**Required work**
How many lines of these entries include the string "ylabel"? State the number alone.

**Dataset records**
++++++++++++++++++++

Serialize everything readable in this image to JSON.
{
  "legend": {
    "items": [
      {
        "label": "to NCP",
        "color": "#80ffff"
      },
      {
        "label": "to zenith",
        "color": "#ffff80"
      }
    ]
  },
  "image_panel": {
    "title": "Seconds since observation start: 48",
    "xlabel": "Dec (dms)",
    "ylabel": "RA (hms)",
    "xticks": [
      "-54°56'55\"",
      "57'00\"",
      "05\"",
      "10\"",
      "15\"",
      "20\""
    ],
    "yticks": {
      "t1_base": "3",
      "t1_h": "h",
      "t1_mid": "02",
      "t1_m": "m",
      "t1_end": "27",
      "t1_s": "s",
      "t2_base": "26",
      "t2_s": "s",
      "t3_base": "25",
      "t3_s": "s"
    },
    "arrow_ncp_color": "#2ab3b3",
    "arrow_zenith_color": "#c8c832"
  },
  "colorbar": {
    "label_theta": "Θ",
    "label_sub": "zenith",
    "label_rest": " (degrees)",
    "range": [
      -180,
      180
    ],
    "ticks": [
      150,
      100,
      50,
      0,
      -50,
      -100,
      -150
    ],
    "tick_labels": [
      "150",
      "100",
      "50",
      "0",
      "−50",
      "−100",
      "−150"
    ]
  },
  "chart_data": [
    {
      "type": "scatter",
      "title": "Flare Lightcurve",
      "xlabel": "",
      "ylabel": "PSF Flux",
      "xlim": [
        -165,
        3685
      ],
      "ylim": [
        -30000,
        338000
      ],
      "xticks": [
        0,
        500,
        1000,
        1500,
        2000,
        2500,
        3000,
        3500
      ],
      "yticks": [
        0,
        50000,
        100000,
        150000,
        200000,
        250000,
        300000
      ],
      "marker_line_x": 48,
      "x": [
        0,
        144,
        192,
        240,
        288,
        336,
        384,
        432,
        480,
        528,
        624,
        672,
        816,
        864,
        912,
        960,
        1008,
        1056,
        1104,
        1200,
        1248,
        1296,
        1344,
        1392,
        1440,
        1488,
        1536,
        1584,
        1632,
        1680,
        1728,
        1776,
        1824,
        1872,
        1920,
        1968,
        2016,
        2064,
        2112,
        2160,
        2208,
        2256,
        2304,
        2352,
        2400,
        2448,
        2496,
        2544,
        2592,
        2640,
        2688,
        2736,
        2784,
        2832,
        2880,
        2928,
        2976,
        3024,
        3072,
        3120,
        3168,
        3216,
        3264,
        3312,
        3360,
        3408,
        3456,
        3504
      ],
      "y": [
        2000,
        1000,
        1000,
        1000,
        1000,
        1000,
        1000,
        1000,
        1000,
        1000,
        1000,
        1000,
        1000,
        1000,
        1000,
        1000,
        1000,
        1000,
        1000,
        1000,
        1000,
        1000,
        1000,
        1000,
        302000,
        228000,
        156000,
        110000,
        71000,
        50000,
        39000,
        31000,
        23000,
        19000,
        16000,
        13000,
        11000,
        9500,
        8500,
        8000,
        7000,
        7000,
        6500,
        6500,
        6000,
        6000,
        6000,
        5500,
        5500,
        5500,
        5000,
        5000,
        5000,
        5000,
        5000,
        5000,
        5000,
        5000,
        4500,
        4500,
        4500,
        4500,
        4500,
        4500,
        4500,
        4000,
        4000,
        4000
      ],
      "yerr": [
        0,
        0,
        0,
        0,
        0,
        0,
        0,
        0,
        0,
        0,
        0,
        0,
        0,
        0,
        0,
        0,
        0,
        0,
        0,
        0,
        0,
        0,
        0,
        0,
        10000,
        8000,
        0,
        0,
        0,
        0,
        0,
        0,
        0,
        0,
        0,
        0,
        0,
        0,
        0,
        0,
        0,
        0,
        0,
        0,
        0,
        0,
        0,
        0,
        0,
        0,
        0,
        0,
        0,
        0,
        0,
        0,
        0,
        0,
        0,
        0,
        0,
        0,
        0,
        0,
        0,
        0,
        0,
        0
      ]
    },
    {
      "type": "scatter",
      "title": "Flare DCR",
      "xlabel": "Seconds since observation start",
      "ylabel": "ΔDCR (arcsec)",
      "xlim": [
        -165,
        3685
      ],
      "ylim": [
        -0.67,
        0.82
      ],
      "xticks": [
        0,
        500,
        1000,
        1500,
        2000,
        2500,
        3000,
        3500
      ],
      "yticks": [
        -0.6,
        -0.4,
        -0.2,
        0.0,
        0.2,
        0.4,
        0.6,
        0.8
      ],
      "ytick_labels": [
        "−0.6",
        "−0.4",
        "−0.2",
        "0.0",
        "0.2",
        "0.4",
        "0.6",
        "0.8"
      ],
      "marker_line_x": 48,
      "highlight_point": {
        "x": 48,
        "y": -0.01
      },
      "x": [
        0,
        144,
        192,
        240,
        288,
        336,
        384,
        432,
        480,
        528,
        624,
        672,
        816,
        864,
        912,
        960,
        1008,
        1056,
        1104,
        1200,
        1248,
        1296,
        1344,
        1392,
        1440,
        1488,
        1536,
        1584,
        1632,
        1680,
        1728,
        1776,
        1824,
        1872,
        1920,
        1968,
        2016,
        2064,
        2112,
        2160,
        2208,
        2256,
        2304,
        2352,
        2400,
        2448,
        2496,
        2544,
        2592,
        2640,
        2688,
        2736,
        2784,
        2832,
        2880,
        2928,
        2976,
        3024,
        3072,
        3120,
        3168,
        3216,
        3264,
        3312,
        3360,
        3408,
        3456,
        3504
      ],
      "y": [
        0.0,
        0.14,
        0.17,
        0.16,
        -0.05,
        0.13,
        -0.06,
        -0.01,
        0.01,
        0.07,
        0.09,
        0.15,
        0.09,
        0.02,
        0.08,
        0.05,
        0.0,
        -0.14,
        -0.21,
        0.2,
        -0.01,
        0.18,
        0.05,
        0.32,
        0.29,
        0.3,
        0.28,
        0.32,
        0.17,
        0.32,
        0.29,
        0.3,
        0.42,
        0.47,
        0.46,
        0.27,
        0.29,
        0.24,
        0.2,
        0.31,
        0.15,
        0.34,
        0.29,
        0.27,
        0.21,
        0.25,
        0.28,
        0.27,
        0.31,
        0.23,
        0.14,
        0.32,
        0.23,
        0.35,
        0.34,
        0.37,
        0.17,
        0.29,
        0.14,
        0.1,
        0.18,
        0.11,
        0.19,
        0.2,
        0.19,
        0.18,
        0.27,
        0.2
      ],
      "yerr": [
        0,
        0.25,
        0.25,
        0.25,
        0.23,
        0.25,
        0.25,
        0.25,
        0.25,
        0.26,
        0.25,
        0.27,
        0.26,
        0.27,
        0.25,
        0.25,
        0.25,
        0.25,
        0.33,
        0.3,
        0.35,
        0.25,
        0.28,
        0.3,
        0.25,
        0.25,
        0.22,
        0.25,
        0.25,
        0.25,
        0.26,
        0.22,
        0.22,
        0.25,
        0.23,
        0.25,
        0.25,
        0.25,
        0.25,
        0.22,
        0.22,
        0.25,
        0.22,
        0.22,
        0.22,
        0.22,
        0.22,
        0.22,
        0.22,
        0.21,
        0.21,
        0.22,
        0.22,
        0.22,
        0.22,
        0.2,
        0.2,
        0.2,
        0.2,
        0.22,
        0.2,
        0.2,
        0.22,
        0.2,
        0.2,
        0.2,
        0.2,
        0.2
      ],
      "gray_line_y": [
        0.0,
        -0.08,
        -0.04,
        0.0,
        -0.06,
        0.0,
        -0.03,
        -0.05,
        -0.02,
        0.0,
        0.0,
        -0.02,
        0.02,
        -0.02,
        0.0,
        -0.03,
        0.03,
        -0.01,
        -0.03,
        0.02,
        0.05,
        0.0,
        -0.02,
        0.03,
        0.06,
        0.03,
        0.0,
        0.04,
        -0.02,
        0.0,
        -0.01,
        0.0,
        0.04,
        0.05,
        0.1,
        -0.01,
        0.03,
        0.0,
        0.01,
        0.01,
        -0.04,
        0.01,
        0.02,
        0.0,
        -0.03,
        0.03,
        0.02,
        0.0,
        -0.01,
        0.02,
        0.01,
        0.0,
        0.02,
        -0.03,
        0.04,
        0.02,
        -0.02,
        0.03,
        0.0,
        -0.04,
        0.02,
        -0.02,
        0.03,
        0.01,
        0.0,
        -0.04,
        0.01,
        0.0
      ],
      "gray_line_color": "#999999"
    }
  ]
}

++++++++++++++++++++

**Full answer**
3